> [Task to complete]: Pull every line that holds the word "Organization" from the entries.

Dataset records:
▶
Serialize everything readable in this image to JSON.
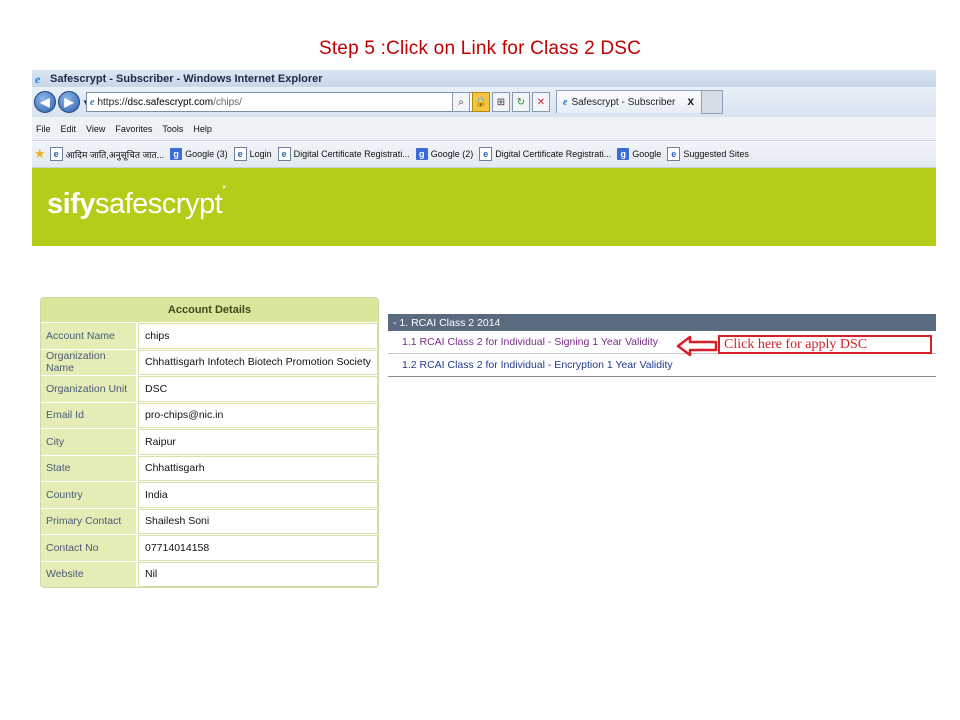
{
  "slide": {
    "title": "Step 5 :Click on Link for Class 2 DSC"
  },
  "browser": {
    "window_title": "Safescrypt - Subscriber - Windows Internet Explorer",
    "url_scheme": "https://",
    "url_host": "dsc.safescrypt.com",
    "url_path": "/chips/",
    "tab_title": "Safescrypt - Subscriber",
    "tab_close": "x",
    "menu": [
      "File",
      "Edit",
      "View",
      "Favorites",
      "Tools",
      "Help"
    ],
    "favorites": [
      {
        "icon": "page-icon",
        "label": "आदिम जाति,अनुसूचित जात..."
      },
      {
        "icon": "google-icon",
        "label": "Google (3)"
      },
      {
        "icon": "page-icon",
        "label": "Login"
      },
      {
        "icon": "page-icon",
        "label": "Digital Certificate Registrati..."
      },
      {
        "icon": "google-icon",
        "label": "Google (2)"
      },
      {
        "icon": "page-icon",
        "label": "Digital Certificate Registrati..."
      },
      {
        "icon": "google-icon",
        "label": "Google"
      },
      {
        "icon": "page-icon",
        "label": "Suggested Sites"
      }
    ]
  },
  "banner": {
    "logo_part1": "sify",
    "logo_part2": "safescrypt",
    "logo_tm": "*",
    "color": "#b5cc18"
  },
  "account": {
    "heading": "Account Details",
    "rows": [
      {
        "label": "Account Name",
        "value": "chips"
      },
      {
        "label": "Organization Name",
        "value": "Chhattisgarh Infotech Biotech Promotion Society"
      },
      {
        "label": "Organization Unit",
        "value": "DSC"
      },
      {
        "label": "Email Id",
        "value": "pro-chips@nic.in"
      },
      {
        "label": "City",
        "value": "Raipur"
      },
      {
        "label": "State",
        "value": "Chhattisgarh"
      },
      {
        "label": "Country",
        "value": "India"
      },
      {
        "label": "Primary Contact",
        "value": "Shailesh Soni"
      },
      {
        "label": "Contact No",
        "value": "07714014158"
      },
      {
        "label": "Website",
        "value": "Nil"
      }
    ]
  },
  "rcai": {
    "header": "- 1. RCAI Class 2 2014",
    "links": [
      "1.1 RCAI Class 2 for Individual - Signing 1 Year Validity",
      "1.2 RCAI Class 2 for Individual - Encryption 1 Year Validity"
    ]
  },
  "callout": {
    "text": "Click here for apply DSC",
    "color": "#d81e28"
  }
}
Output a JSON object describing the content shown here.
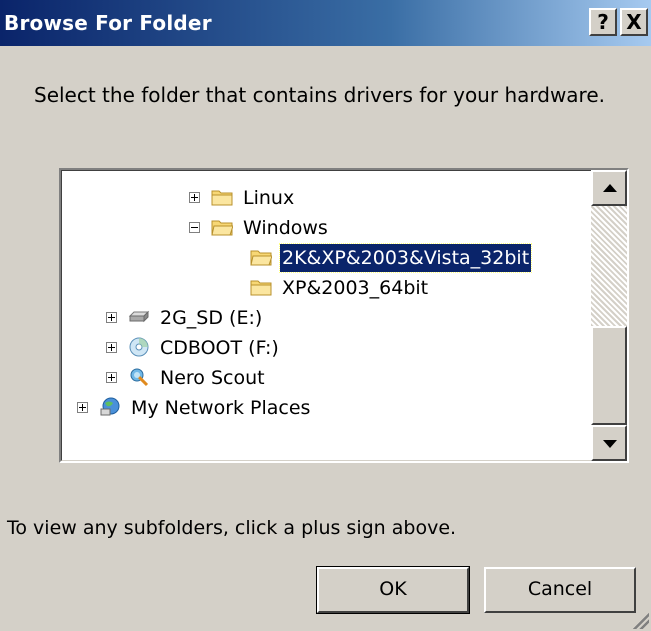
{
  "window": {
    "title": "Browse For Folder",
    "help_label": "?",
    "close_label": "X"
  },
  "instruction": "Select the folder that contains drivers for your hardware.",
  "tree": {
    "items": [
      {
        "label": "Linux",
        "icon": "folder-icon",
        "expander": "plus"
      },
      {
        "label": "Windows",
        "icon": "folder-open-icon",
        "expander": "minus"
      },
      {
        "label": "2K&XP&2003&Vista_32bit",
        "icon": "folder-open-icon",
        "expander": "none",
        "selected": true
      },
      {
        "label": "XP&2003_64bit",
        "icon": "folder-icon",
        "expander": "none"
      },
      {
        "label": "2G_SD (E:)",
        "icon": "removable-drive-icon",
        "expander": "plus"
      },
      {
        "label": "CDBOOT (F:)",
        "icon": "cd-drive-icon",
        "expander": "plus"
      },
      {
        "label": "Nero Scout",
        "icon": "nero-scout-icon",
        "expander": "plus"
      },
      {
        "label": "My Network Places",
        "icon": "network-places-icon",
        "expander": "plus"
      }
    ]
  },
  "footer_text": "To view any subfolders, click a plus sign above.",
  "buttons": {
    "ok": "OK",
    "cancel": "Cancel"
  },
  "colors": {
    "selection": "#0a246a",
    "title_start": "#0a246a",
    "title_end": "#a6caf0",
    "face": "#d4d0c8"
  }
}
◀
> [The result]:
        "label": "Organization Name",
        "label": "Organization Unit",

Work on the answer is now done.